- **Written instruction**
Gather the lines below that include the string "СПОСОБЫ", copying each in full.
····················
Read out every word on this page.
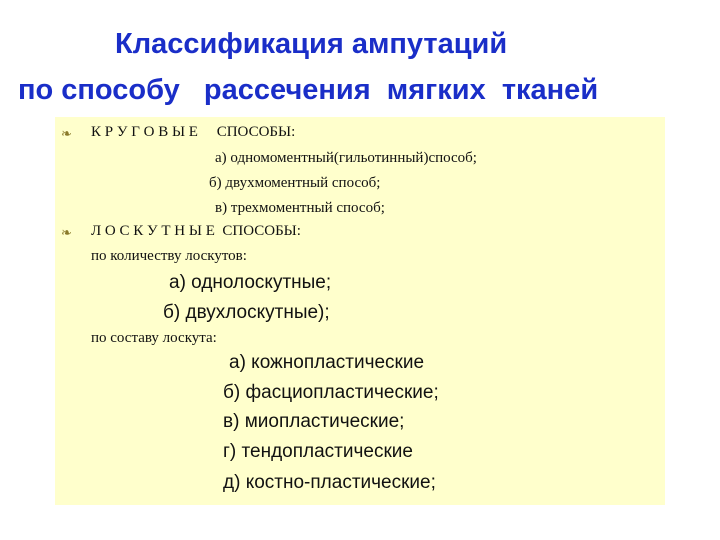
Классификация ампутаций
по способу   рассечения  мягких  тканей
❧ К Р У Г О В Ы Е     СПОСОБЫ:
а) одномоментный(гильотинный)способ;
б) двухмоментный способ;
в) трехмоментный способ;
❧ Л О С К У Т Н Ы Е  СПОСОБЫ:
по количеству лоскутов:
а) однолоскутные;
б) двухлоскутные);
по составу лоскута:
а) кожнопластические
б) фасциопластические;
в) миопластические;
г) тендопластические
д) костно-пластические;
····················
- **Result**
❧ К Р У Г О В Ы Е     СПОСОБЫ:
❧ Л О С К У Т Н Ы Е  СПОСОБЫ:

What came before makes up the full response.